*PROVIDED DATA*.
---
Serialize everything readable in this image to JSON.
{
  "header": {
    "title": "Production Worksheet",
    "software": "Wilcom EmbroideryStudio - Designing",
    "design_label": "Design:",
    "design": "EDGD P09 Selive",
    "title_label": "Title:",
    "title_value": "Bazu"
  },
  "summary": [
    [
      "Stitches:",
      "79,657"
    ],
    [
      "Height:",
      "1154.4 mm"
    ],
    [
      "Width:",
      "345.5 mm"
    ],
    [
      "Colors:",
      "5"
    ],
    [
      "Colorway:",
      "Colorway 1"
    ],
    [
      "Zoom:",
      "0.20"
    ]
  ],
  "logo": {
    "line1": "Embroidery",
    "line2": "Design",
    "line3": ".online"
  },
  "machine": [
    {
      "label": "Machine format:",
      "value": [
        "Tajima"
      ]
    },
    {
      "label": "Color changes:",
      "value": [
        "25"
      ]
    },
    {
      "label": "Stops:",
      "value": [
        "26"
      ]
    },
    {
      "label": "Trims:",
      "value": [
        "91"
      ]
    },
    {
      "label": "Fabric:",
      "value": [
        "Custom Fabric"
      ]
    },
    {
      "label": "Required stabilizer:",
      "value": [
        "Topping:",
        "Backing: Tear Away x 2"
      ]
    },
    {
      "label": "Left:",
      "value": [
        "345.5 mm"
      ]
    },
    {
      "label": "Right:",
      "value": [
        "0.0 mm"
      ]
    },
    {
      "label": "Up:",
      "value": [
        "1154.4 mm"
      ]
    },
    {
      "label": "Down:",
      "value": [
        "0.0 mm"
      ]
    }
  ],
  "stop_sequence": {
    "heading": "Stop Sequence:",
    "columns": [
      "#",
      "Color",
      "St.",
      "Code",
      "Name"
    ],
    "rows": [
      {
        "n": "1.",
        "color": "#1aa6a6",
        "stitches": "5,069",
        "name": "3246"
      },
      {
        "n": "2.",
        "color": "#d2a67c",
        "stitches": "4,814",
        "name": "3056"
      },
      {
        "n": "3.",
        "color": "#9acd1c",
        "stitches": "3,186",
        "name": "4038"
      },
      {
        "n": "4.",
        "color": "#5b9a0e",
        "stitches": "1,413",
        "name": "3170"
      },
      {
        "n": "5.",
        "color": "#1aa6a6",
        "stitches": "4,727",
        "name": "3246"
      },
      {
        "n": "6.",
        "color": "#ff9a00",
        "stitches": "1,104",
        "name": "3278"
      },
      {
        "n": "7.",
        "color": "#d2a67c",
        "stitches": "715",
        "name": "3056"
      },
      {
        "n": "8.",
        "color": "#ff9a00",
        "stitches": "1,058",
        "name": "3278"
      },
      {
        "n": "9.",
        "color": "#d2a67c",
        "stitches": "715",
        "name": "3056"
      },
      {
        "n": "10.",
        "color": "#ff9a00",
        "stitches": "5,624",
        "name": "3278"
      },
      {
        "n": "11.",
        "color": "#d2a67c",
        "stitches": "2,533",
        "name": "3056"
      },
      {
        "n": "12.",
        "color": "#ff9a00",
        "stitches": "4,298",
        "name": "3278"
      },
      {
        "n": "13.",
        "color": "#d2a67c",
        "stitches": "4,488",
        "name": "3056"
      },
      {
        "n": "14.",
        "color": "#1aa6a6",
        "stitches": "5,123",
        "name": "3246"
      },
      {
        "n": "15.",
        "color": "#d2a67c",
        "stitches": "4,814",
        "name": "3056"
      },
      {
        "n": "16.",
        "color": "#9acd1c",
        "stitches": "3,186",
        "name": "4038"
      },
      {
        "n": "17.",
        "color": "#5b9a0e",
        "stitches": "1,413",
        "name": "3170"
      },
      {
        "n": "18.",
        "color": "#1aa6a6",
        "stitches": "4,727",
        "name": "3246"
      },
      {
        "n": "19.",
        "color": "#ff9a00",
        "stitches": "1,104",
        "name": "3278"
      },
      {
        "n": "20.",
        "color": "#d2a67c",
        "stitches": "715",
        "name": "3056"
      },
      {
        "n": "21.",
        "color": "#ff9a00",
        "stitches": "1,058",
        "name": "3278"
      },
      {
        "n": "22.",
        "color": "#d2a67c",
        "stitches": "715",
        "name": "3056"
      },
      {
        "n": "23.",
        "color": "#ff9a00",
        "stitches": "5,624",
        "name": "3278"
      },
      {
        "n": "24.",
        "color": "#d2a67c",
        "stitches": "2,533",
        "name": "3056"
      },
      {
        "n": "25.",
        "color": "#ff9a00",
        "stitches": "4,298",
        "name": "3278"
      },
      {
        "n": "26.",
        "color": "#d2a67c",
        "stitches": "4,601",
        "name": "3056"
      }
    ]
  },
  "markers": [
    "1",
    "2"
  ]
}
---
*WHAT YOU WILL DO*.
Using the listing above, reproduce each line without omission.

*RESPONSE*.
Serialize everything readable in this image to JSON.
{
  "header": {
    "title": "Production Worksheet",
    "software": "Wilcom EmbroideryStudio - Designing",
    "design_label": "Design:",
    "design": "EDGD P09 Selive",
    "title_label": "Title:",
    "title_value": "Bazu"
  },
  "summary": [
    [
      "Stitches:",
      "79,657"
    ],
    [
      "Height:",
      "1154.4 mm"
    ],
    [
      "Width:",
      "345.5 mm"
    ],
    [
      "Colors:",
      "5"
    ],
    [
      "Colorway:",
      "Colorway 1"
    ],
    [
      "Zoom:",
      "0.20"
    ]
  ],
  "logo": {
    "line1": "Embroidery",
    "line2": "Design",
    "line3": ".online"
  },
  "machine": [
    {
      "label": "Machine format:",
      "value": [
        "Tajima"
      ]
    },
    {
      "label": "Color changes:",
      "value": [
        "25"
      ]
    },
    {
      "label": "Stops:",
      "value": [
        "26"
      ]
    },
    {
      "label": "Trims:",
      "value": [
        "91"
      ]
    },
    {
      "label": "Fabric:",
      "value": [
        "Custom Fabric"
      ]
    },
    {
      "label": "Required stabilizer:",
      "value": [
        "Topping:",
        "Backing: Tear Away x 2"
      ]
    },
    {
      "label": "Left:",
      "value": [
        "345.5 mm"
      ]
    },
    {
      "label": "Right:",
      "value": [
        "0.0 mm"
      ]
    },
    {
      "label": "Up:",
      "value": [
        "1154.4 mm"
      ]
    },
    {
      "label": "Down:",
      "value": [
        "0.0 mm"
      ]
    }
  ],
  "stop_sequence": {
    "heading": "Stop Sequence:",
    "columns": [
      "#",
      "Color",
      "St.",
      "Code",
      "Name"
    ],
    "rows": [
      {
        "n": "1.",
        "color": "#1aa6a6",
        "stitches": "5,069",
        "name": "3246"
      },
      {
        "n": "2.",
        "color": "#d2a67c",
        "stitches": "4,814",
        "name": "3056"
      },
      {
        "n": "3.",
        "color": "#9acd1c",
        "stitches": "3,186",
        "name": "4038"
      },
      {
        "n": "4.",
        "color": "#5b9a0e",
        "stitches": "1,413",
        "name": "3170"
      },
      {
        "n": "5.",
        "color": "#1aa6a6",
        "stitches": "4,727",
        "name": "3246"
      },
      {
        "n": "6.",
        "color": "#ff9a00",
        "stitches": "1,104",
        "name": "3278"
      },
      {
        "n": "7.",
        "color": "#d2a67c",
        "stitches": "715",
        "name": "3056"
      },
      {
        "n": "8.",
        "color": "#ff9a00",
        "stitches": "1,058",
        "name": "3278"
      },
      {
        "n": "9.",
        "color": "#d2a67c",
        "stitches": "715",
        "name": "3056"
      },
      {
        "n": "10.",
        "color": "#ff9a00",
        "stitches": "5,624",
        "name": "3278"
      },
      {
        "n": "11.",
        "color": "#d2a67c",
        "stitches": "2,533",
        "name": "3056"
      },
      {
        "n": "12.",
        "color": "#ff9a00",
        "stitches": "4,298",
        "name": "3278"
      },
      {
        "n": "13.",
        "color": "#d2a67c",
        "stitches": "4,488",
        "name": "3056"
      },
      {
        "n": "14.",
        "color": "#1aa6a6",
        "stitches": "5,123",
        "name": "3246"
      },
      {
        "n": "15.",
        "color": "#d2a67c",
        "stitches": "4,814",
        "name": "3056"
      },
      {
        "n": "16.",
        "color": "#9acd1c",
        "stitches": "3,186",
        "name": "4038"
      },
      {
        "n": "17.",
        "color": "#5b9a0e",
        "stitches": "1,413",
        "name": "3170"
      },
      {
        "n": "18.",
        "color": "#1aa6a6",
        "stitches": "4,727",
        "name": "3246"
      },
      {
        "n": "19.",
        "color": "#ff9a00",
        "stitches": "1,104",
        "name": "3278"
      },
      {
        "n": "20.",
        "color": "#d2a67c",
        "stitches": "715",
        "name": "3056"
      },
      {
        "n": "21.",
        "color": "#ff9a00",
        "stitches": "1,058",
        "name": "3278"
      },
      {
        "n": "22.",
        "color": "#d2a67c",
        "stitches": "715",
        "name": "3056"
      },
      {
        "n": "23.",
        "color": "#ff9a00",
        "stitches": "5,624",
        "name": "3278"
      },
      {
        "n": "24.",
        "color": "#d2a67c",
        "stitches": "2,533",
        "name": "3056"
      },
      {
        "n": "25.",
        "color": "#ff9a00",
        "stitches": "4,298",
        "name": "3278"
      },
      {
        "n": "26.",
        "color": "#d2a67c",
        "stitches": "4,601",
        "name": "3056"
      }
    ]
  },
  "markers": [
    "1",
    "2"
  ]
}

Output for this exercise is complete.